Every entry must be duplicated precisely as written.

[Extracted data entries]

++++++++++

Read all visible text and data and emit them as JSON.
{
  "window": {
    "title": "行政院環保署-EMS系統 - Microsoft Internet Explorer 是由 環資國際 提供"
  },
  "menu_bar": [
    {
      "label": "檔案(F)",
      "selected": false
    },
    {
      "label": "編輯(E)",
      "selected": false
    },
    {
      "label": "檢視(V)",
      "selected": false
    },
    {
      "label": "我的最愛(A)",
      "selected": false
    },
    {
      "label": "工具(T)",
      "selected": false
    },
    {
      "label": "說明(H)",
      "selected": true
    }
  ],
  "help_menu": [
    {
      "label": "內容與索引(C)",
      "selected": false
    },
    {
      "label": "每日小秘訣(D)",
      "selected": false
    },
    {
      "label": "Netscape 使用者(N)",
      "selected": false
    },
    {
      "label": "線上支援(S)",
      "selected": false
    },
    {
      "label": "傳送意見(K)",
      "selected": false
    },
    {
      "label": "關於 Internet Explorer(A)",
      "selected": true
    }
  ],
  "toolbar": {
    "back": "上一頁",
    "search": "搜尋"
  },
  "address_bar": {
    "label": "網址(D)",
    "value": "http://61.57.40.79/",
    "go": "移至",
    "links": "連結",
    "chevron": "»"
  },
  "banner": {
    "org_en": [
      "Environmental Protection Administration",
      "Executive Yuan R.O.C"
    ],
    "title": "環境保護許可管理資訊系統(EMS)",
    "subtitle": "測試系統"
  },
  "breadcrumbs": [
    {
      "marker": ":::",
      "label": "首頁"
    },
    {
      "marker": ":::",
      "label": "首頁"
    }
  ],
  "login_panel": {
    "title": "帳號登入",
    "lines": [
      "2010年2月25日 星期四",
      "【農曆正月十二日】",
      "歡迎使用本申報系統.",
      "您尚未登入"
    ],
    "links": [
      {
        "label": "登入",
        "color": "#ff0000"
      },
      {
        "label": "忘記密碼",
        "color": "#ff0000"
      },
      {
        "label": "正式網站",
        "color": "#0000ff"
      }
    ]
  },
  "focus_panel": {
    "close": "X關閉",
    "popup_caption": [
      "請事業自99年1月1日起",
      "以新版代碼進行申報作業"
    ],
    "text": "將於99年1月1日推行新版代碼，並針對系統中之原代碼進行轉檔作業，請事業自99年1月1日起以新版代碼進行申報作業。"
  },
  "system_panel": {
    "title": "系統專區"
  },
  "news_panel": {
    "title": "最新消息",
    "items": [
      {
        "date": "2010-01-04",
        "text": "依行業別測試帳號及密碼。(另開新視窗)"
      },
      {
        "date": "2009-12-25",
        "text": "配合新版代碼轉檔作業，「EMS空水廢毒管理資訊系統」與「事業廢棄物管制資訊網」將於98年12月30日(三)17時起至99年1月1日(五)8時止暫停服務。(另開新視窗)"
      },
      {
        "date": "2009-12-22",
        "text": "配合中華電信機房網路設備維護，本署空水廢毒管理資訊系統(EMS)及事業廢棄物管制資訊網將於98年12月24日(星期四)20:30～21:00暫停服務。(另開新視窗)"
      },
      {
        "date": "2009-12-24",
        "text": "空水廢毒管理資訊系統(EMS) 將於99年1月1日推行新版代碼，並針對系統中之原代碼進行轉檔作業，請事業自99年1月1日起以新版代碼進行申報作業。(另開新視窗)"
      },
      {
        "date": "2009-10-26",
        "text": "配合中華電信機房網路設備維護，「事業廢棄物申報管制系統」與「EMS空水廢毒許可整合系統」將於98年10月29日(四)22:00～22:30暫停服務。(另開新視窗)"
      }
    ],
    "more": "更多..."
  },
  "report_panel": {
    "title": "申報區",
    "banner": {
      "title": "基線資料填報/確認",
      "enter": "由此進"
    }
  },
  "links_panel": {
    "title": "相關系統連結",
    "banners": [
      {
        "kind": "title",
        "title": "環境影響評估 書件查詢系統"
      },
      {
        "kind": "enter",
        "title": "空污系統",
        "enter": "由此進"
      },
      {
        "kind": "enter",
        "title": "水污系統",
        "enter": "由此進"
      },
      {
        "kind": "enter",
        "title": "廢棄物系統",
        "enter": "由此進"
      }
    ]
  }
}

++++++++++

Output for this exercise —
Read all visible text and data and emit them as JSON.
{
  "window": {
    "title": "行政院環保署-EMS系統 - Microsoft Internet Explorer 是由 環資國際 提供"
  },
  "menu_bar": [
    {
      "label": "檔案(F)",
      "selected": false
    },
    {
      "label": "編輯(E)",
      "selected": false
    },
    {
      "label": "檢視(V)",
      "selected": false
    },
    {
      "label": "我的最愛(A)",
      "selected": false
    },
    {
      "label": "工具(T)",
      "selected": false
    },
    {
      "label": "說明(H)",
      "selected": true
    }
  ],
  "help_menu": [
    {
      "label": "內容與索引(C)",
      "selected": false
    },
    {
      "label": "每日小秘訣(D)",
      "selected": false
    },
    {
      "label": "Netscape 使用者(N)",
      "selected": false
    },
    {
      "label": "線上支援(S)",
      "selected": false
    },
    {
      "label": "傳送意見(K)",
      "selected": false
    },
    {
      "label": "關於 Internet Explorer(A)",
      "selected": true
    }
  ],
  "toolbar": {
    "back": "上一頁",
    "search": "搜尋"
  },
  "address_bar": {
    "label": "網址(D)",
    "value": "http://61.57.40.79/",
    "go": "移至",
    "links": "連結",
    "chevron": "»"
  },
  "banner": {
    "org_en": [
      "Environmental Protection Administration",
      "Executive Yuan R.O.C"
    ],
    "title": "環境保護許可管理資訊系統(EMS)",
    "subtitle": "測試系統"
  },
  "breadcrumbs": [
    {
      "marker": ":::",
      "label": "首頁"
    },
    {
      "marker": ":::",
      "label": "首頁"
    }
  ],
  "login_panel": {
    "title": "帳號登入",
    "lines": [
      "2010年2月25日 星期四",
      "【農曆正月十二日】",
      "歡迎使用本申報系統.",
      "您尚未登入"
    ],
    "links": [
      {
        "label": "登入",
        "color": "#ff0000"
      },
      {
        "label": "忘記密碼",
        "color": "#ff0000"
      },
      {
        "label": "正式網站",
        "color": "#0000ff"
      }
    ]
  },
  "focus_panel": {
    "close": "X關閉",
    "popup_caption": [
      "請事業自99年1月1日起",
      "以新版代碼進行申報作業"
    ],
    "text": "將於99年1月1日推行新版代碼，並針對系統中之原代碼進行轉檔作業，請事業自99年1月1日起以新版代碼進行申報作業。"
  },
  "system_panel": {
    "title": "系統專區"
  },
  "news_panel": {
    "title": "最新消息",
    "items": [
      {
        "date": "2010-01-04",
        "text": "依行業別測試帳號及密碼。(另開新視窗)"
      },
      {
        "date": "2009-12-25",
        "text": "配合新版代碼轉檔作業，「EMS空水廢毒管理資訊系統」與「事業廢棄物管制資訊網」將於98年12月30日(三)17時起至99年1月1日(五)8時止暫停服務。(另開新視窗)"
      },
      {
        "date": "2009-12-22",
        "text": "配合中華電信機房網路設備維護，本署空水廢毒管理資訊系統(EMS)及事業廢棄物管制資訊網將於98年12月24日(星期四)20:30～21:00暫停服務。(另開新視窗)"
      },
      {
        "date": "2009-12-24",
        "text": "空水廢毒管理資訊系統(EMS) 將於99年1月1日推行新版代碼，並針對系統中之原代碼進行轉檔作業，請事業自99年1月1日起以新版代碼進行申報作業。(另開新視窗)"
      },
      {
        "date": "2009-10-26",
        "text": "配合中華電信機房網路設備維護，「事業廢棄物申報管制系統」與「EMS空水廢毒許可整合系統」將於98年10月29日(四)22:00～22:30暫停服務。(另開新視窗)"
      }
    ],
    "more": "更多..."
  },
  "report_panel": {
    "title": "申報區",
    "banner": {
      "title": "基線資料填報/確認",
      "enter": "由此進"
    }
  },
  "links_panel": {
    "title": "相關系統連結",
    "banners": [
      {
        "kind": "title",
        "title": "環境影響評估 書件查詢系統"
      },
      {
        "kind": "enter",
        "title": "空污系統",
        "enter": "由此進"
      },
      {
        "kind": "enter",
        "title": "水污系統",
        "enter": "由此進"
      },
      {
        "kind": "enter",
        "title": "廢棄物系統",
        "enter": "由此進"
      }
    ]
  }
}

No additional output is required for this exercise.